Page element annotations
— begin —

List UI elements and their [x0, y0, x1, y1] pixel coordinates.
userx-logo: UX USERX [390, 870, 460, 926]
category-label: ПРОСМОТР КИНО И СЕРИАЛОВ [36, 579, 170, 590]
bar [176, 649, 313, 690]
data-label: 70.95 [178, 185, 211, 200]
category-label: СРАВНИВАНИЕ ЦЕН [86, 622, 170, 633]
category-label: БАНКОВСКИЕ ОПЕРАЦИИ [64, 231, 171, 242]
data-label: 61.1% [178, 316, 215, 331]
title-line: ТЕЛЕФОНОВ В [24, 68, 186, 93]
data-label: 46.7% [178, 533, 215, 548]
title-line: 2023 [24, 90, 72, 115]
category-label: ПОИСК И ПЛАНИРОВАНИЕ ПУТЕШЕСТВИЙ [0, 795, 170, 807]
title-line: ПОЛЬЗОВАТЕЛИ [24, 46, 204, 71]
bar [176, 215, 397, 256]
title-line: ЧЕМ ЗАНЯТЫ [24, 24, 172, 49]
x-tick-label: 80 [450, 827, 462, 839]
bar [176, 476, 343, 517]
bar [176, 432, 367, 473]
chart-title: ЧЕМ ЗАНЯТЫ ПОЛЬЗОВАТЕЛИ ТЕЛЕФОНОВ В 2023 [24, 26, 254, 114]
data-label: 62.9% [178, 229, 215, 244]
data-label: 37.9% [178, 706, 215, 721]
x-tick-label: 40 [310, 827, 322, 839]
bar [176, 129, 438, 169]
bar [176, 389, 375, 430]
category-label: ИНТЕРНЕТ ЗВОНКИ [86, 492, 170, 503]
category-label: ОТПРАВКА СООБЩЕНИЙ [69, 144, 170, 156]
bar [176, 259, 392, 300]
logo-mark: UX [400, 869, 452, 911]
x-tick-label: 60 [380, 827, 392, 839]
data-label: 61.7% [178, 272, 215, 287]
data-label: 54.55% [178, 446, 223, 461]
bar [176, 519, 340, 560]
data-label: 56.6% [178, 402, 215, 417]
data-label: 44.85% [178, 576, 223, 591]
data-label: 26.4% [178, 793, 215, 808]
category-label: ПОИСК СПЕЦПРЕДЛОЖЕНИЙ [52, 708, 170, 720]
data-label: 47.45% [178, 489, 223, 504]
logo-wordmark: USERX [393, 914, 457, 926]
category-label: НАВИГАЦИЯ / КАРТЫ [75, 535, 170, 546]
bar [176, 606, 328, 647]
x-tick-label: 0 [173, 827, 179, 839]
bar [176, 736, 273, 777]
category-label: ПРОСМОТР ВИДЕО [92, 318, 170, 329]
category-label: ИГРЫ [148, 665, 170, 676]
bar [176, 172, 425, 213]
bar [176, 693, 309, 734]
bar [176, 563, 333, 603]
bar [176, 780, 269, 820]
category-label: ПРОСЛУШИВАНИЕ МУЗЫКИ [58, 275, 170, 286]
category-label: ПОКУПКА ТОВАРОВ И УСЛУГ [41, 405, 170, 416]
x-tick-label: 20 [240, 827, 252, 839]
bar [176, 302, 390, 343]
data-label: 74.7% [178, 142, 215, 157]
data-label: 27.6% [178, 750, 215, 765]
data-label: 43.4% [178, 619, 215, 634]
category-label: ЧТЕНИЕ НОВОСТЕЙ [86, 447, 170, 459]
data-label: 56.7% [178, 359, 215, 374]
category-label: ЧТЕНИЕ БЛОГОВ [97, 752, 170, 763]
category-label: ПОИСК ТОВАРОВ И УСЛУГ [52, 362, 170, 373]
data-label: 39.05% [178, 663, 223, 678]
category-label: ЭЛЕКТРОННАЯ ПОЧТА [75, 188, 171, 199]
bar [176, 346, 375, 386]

— end —

Aim of the task
Copy the data above line for line, without changing anything.

Completed task
List UI elements and their [x0, y0, x1, y1] pixel coordinates.
userx-logo: UX USERX [390, 870, 460, 926]
category-label: ПРОСМОТР КИНО И СЕРИАЛОВ [36, 579, 170, 590]
bar [176, 649, 313, 690]
data-label: 70.95 [178, 185, 211, 200]
category-label: СРАВНИВАНИЕ ЦЕН [86, 622, 170, 633]
category-label: БАНКОВСКИЕ ОПЕРАЦИИ [64, 231, 171, 242]
data-label: 61.1% [178, 316, 215, 331]
title-line: ТЕЛЕФОНОВ В [24, 68, 186, 93]
data-label: 46.7% [178, 533, 215, 548]
title-line: 2023 [24, 90, 72, 115]
category-label: ПОИСК И ПЛАНИРОВАНИЕ ПУТЕШЕСТВИЙ [0, 795, 170, 807]
title-line: ПОЛЬЗОВАТЕЛИ [24, 46, 204, 71]
bar [176, 215, 397, 256]
title-line: ЧЕМ ЗАНЯТЫ [24, 24, 172, 49]
x-tick-label: 80 [450, 827, 462, 839]
bar [176, 476, 343, 517]
bar [176, 432, 367, 473]
chart-title: ЧЕМ ЗАНЯТЫ ПОЛЬЗОВАТЕЛИ ТЕЛЕФОНОВ В 2023 [24, 26, 254, 114]
data-label: 62.9% [178, 229, 215, 244]
data-label: 37.9% [178, 706, 215, 721]
x-tick-label: 40 [310, 827, 322, 839]
bar [176, 129, 438, 169]
bar [176, 389, 375, 430]
category-label: ИНТЕРНЕТ ЗВОНКИ [86, 492, 170, 503]
category-label: ОТПРАВКА СООБЩЕНИЙ [69, 144, 170, 156]
bar [176, 259, 392, 300]
logo-mark: UX [400, 869, 452, 911]
x-tick-label: 60 [380, 827, 392, 839]
data-label: 61.7% [178, 272, 215, 287]
data-label: 54.55% [178, 446, 223, 461]
bar [176, 519, 340, 560]
data-label: 56.6% [178, 402, 215, 417]
data-label: 44.85% [178, 576, 223, 591]
data-label: 26.4% [178, 793, 215, 808]
category-label: ПОИСК СПЕЦПРЕДЛОЖЕНИЙ [52, 708, 170, 720]
data-label: 47.45% [178, 489, 223, 504]
logo-wordmark: USERX [393, 914, 457, 926]
category-label: НАВИГАЦИЯ / КАРТЫ [75, 535, 170, 546]
bar [176, 606, 328, 647]
x-tick-label: 0 [173, 827, 179, 839]
bar [176, 736, 273, 777]
category-label: ПРОСМОТР ВИДЕО [92, 318, 170, 329]
category-label: ИГРЫ [148, 665, 170, 676]
bar [176, 172, 425, 213]
bar [176, 693, 309, 734]
bar [176, 563, 333, 603]
bar [176, 780, 269, 820]
category-label: ПРОСЛУШИВАНИЕ МУЗЫКИ [58, 275, 170, 286]
category-label: ПОКУПКА ТОВАРОВ И УСЛУГ [41, 405, 170, 416]
x-tick-label: 20 [240, 827, 252, 839]
bar [176, 302, 390, 343]
data-label: 74.7% [178, 142, 215, 157]
data-label: 27.6% [178, 750, 215, 765]
data-label: 43.4% [178, 619, 215, 634]
category-label: ЧТЕНИЕ НОВОСТЕЙ [86, 447, 170, 459]
data-label: 56.7% [178, 359, 215, 374]
category-label: ЧТЕНИЕ БЛОГОВ [97, 752, 170, 763]
category-label: ПОИСК ТОВАРОВ И УСЛУГ [52, 362, 170, 373]
data-label: 39.05% [178, 663, 223, 678]
category-label: ЭЛЕКТРОННАЯ ПОЧТА [75, 188, 171, 199]
bar [176, 346, 375, 386]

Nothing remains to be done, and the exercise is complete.